**Request**:
Provide the number of lines where the word "Gage" occurs, and no other text.

·····

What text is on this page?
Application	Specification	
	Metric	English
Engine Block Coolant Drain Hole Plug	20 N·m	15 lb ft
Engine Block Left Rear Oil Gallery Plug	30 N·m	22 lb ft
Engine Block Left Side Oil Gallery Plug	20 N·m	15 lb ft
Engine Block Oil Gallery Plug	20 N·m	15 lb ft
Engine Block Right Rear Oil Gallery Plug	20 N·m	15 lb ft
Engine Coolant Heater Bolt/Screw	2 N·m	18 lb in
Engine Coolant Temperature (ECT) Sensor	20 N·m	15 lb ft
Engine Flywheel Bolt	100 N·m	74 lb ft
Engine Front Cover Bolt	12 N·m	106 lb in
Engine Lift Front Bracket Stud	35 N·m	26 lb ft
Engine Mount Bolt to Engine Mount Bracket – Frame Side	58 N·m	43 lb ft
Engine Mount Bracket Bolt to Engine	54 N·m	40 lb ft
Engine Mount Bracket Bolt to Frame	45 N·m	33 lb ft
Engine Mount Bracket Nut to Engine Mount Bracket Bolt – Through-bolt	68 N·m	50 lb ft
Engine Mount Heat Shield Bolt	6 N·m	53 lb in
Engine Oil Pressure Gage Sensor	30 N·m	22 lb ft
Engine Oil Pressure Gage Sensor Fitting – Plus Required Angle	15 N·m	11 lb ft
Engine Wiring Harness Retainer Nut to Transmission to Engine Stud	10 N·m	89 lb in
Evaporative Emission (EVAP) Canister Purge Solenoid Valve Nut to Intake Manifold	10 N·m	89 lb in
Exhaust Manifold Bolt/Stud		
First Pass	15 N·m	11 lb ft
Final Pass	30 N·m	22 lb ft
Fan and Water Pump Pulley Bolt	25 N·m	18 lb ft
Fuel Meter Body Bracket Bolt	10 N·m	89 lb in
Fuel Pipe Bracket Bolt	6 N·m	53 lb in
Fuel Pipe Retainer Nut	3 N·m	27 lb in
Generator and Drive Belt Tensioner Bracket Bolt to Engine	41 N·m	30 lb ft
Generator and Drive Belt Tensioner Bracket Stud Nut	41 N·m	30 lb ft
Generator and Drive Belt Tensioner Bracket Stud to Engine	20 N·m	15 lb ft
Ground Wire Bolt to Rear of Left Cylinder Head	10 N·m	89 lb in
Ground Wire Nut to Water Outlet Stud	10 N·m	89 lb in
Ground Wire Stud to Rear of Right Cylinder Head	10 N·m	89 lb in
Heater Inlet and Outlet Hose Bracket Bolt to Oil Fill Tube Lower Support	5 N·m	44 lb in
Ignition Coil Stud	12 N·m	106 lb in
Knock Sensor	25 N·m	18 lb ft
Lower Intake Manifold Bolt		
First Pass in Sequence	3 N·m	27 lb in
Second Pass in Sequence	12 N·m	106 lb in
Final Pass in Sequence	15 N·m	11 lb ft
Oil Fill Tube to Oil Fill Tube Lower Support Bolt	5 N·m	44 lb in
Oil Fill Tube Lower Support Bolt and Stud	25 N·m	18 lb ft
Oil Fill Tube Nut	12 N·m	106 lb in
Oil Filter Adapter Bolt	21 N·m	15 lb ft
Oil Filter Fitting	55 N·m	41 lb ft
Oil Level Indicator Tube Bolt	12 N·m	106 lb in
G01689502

·····

**Answer**:
2